▶ The task: Quote, verbatim, all material below, without pictures.

☆ ☆ ☆ ☆ ☆

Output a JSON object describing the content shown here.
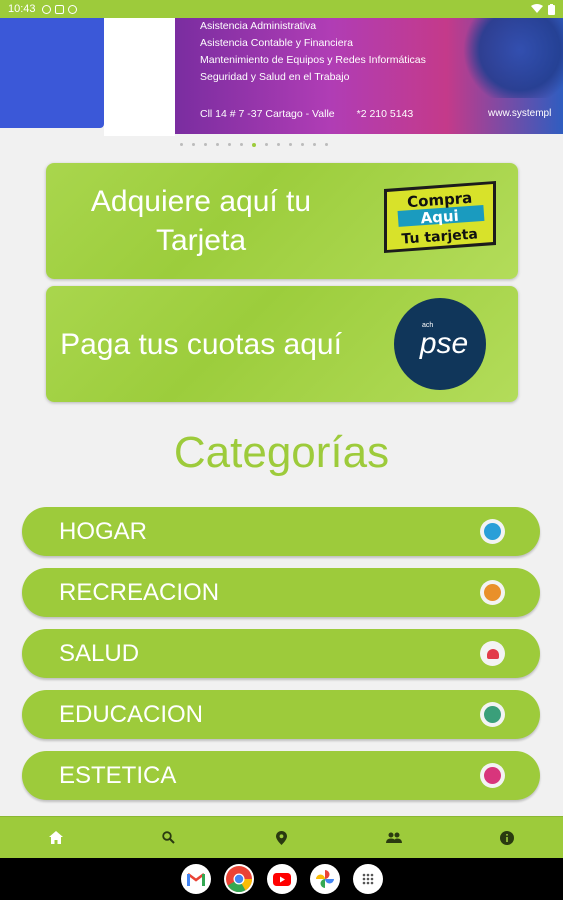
{
  "status_bar": {
    "time": "10:43"
  },
  "banner": {
    "lines": [
      "Asistencia Administrativa",
      "Asistencia Contable y Financiera",
      "Mantenimiento de Equipos y Redes Informáticas",
      "Seguridad y Salud en el Trabajo"
    ],
    "address": "Cll 14 # 7 -37  Cartago - Valle",
    "phone": "*2 210 5143",
    "url": "www.systempl",
    "dot_count": 13,
    "active_dot": 6
  },
  "cards": [
    {
      "label": "Adquiere aquí tu Tarjeta",
      "logo": {
        "line1": "Compra",
        "line2": "Aqui",
        "line3": "Tu tarjeta"
      }
    },
    {
      "label": "Paga tus cuotas aquí",
      "logo": {
        "small": "ach",
        "text": "pse"
      }
    }
  ],
  "categories_title": "Categorías",
  "categories": [
    {
      "label": "HOGAR",
      "icon": "home-icon",
      "color": "#2a9fd8"
    },
    {
      "label": "RECREACION",
      "icon": "recreation-icon",
      "color": "#e9902a"
    },
    {
      "label": "SALUD",
      "icon": "heart-icon",
      "color": "#e23b4a"
    },
    {
      "label": "EDUCACION",
      "icon": "graduation-icon",
      "color": "#3a9f7a"
    },
    {
      "label": "ESTETICA",
      "icon": "beauty-icon",
      "color": "#d8357c"
    }
  ],
  "bottom_nav": [
    {
      "icon": "home-icon"
    },
    {
      "icon": "search-icon"
    },
    {
      "icon": "location-pin-icon"
    },
    {
      "icon": "people-icon"
    },
    {
      "icon": "info-icon"
    }
  ],
  "taskbar_apps": [
    "gmail-icon",
    "chrome-icon",
    "youtube-icon",
    "photos-icon",
    "app-drawer-icon"
  ],
  "colors": {
    "accent": "#9dcb3b",
    "background": "#f1f1f1"
  }
}
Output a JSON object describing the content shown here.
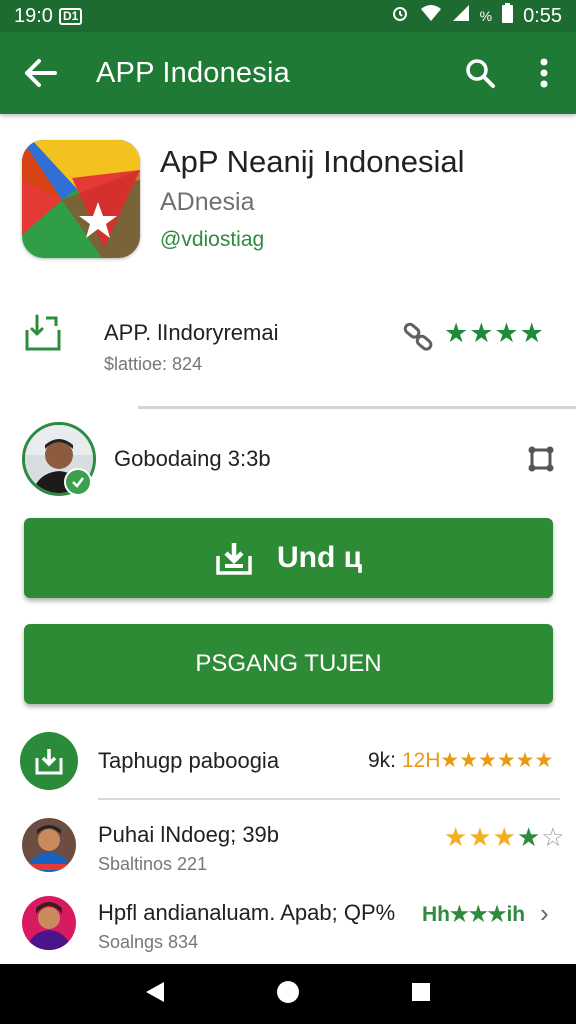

☆ ☆ ☆ ☆ ☆

▶ Exercise answer:
Output a JSON object describing the content shown here.
{
  "status_bar": {
    "time": "10:43"
  },
  "banner": {
    "lines": [
      "Asistencia Administrativa",
      "Asistencia Contable y Financiera",
      "Mantenimiento de Equipos y Redes Informáticas",
      "Seguridad y Salud en el Trabajo"
    ],
    "address": "Cll 14 # 7 -37  Cartago - Valle",
    "phone": "*2 210 5143",
    "url": "www.systempl",
    "dot_count": 13,
    "active_dot": 6
  },
  "cards": [
    {
      "label": "Adquiere aquí tu Tarjeta",
      "logo": {
        "line1": "Compra",
        "line2": "Aqui",
        "line3": "Tu tarjeta"
      }
    },
    {
      "label": "Paga tus cuotas aquí",
      "logo": {
        "small": "ach",
        "text": "pse"
      }
    }
  ],
  "categories_title": "Categorías",
  "categories": [
    {
      "label": "HOGAR",
      "icon": "home-icon",
      "color": "#2a9fd8"
    },
    {
      "label": "RECREACION",
      "icon": "recreation-icon",
      "color": "#e9902a"
    },
    {
      "label": "SALUD",
      "icon": "heart-icon",
      "color": "#e23b4a"
    },
    {
      "label": "EDUCACION",
      "icon": "graduation-icon",
      "color": "#3a9f7a"
    },
    {
      "label": "ESTETICA",
      "icon": "beauty-icon",
      "color": "#d8357c"
    }
  ],
  "bottom_nav": [
    {
      "icon": "home-icon"
    },
    {
      "icon": "search-icon"
    },
    {
      "icon": "location-pin-icon"
    },
    {
      "icon": "people-icon"
    },
    {
      "icon": "info-icon"
    }
  ],
  "taskbar_apps": [
    "gmail-icon",
    "chrome-icon",
    "youtube-icon",
    "photos-icon",
    "app-drawer-icon"
  ],
  "colors": {
    "accent": "#9dcb3b",
    "background": "#f1f1f1"
  }
}
Output a JSON object describing the content shown here.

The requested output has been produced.